* **MATERIAL PROVIDED**
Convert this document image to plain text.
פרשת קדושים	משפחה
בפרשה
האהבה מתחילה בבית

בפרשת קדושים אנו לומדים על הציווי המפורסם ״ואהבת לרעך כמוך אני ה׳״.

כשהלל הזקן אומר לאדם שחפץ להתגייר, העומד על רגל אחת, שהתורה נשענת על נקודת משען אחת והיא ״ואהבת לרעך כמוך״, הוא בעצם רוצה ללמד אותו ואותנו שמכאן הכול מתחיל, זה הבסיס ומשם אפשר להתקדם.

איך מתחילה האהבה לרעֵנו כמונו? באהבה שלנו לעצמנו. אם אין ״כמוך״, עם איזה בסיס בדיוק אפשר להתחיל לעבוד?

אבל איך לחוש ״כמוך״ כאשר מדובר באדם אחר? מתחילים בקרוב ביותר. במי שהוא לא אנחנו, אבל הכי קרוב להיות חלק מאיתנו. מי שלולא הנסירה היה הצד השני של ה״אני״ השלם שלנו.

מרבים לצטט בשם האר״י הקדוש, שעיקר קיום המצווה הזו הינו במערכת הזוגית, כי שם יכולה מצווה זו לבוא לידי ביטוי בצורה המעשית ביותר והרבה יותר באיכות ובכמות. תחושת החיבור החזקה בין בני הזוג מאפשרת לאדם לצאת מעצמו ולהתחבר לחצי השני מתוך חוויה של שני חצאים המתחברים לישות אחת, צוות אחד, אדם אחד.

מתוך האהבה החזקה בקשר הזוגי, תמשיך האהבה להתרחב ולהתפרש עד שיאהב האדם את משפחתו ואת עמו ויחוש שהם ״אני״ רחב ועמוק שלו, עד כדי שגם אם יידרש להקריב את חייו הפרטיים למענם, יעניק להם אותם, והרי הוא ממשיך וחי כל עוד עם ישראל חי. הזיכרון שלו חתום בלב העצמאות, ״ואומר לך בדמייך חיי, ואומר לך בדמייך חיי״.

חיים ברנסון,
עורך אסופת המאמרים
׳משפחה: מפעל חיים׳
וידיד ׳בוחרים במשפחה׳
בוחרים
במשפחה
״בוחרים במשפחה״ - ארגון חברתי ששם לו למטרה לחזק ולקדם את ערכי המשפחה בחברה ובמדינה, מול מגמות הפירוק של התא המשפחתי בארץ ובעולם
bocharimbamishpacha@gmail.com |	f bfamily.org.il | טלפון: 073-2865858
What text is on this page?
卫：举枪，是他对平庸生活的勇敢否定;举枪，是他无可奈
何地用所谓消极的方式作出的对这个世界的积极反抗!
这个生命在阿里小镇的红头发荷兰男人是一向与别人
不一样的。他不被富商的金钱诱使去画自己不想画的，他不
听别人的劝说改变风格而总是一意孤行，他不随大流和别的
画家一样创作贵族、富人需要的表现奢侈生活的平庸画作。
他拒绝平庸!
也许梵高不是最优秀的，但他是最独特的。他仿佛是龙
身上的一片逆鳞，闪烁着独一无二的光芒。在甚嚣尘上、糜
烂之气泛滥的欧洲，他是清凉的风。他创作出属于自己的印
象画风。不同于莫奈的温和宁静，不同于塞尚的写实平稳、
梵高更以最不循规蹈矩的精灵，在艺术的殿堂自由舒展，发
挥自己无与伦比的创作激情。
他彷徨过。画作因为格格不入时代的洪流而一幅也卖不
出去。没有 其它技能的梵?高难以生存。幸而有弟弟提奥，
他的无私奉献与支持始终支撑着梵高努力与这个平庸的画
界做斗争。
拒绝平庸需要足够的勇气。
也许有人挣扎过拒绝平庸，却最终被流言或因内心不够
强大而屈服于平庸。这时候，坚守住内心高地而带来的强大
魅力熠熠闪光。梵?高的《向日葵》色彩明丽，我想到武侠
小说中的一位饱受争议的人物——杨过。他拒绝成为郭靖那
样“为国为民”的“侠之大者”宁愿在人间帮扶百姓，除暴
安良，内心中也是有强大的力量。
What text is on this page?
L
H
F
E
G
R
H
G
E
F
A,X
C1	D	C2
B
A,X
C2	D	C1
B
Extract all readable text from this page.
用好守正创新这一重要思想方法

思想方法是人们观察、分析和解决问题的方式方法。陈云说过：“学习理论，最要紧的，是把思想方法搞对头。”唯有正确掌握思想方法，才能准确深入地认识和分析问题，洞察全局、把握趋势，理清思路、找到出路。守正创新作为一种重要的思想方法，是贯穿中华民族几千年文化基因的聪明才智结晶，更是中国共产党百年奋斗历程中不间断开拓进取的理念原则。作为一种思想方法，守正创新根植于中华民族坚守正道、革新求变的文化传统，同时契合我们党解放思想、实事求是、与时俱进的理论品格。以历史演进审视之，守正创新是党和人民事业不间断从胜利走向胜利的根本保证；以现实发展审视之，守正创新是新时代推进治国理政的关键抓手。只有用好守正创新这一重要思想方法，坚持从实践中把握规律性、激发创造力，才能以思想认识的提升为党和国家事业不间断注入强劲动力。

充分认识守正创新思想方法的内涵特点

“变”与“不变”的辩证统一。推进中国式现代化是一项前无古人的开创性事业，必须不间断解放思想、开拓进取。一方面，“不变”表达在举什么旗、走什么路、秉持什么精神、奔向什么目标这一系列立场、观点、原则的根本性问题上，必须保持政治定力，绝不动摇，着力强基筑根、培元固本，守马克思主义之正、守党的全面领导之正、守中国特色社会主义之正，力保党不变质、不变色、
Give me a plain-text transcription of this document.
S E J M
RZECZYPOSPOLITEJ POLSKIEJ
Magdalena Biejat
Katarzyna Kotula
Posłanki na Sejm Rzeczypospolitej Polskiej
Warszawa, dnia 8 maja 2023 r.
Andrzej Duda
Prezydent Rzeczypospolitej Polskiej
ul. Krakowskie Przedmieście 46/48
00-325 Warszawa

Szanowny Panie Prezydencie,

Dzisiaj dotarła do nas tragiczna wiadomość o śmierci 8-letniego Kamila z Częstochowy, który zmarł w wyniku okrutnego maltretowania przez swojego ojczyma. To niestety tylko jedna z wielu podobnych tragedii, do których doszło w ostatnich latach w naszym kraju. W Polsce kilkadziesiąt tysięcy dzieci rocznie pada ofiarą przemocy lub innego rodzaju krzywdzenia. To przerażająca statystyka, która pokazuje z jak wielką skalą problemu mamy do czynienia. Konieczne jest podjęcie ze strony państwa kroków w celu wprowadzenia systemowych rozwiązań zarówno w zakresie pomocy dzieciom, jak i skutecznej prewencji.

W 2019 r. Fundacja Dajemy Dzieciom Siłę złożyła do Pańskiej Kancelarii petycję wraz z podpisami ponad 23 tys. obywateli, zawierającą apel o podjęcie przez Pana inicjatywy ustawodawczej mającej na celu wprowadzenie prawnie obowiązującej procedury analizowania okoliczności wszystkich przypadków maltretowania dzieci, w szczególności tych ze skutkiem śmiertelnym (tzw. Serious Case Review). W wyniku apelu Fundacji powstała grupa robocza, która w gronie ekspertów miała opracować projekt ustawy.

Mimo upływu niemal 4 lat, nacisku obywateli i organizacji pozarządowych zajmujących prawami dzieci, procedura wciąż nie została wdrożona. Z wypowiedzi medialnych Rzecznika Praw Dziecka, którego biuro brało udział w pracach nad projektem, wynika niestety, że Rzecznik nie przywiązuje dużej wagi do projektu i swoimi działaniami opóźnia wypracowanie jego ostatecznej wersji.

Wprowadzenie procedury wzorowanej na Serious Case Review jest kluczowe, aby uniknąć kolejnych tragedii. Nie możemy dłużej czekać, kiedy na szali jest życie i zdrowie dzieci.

* **WORK INSTRUCTIONS**
Look through the entries above for the word "לרעך". Copy every line where it shows up.

* **COMPLETE RESPONSE**
בפרשת קדושים אנו לומדים על הציווי המפורסם ״ואהבת לרעך כמוך אני ה׳״.
כשהלל הזקן אומר לאדם שחפץ להתגייר, העומד על רגל אחת, שהתורה נשענת על נקודת משען אחת והיא ״ואהבת לרעך כמוך״, הוא בעצם רוצה ללמד אותו ואותנו שמכאן הכול מתחיל, זה הבסיס ומשם אפשר להתקדם.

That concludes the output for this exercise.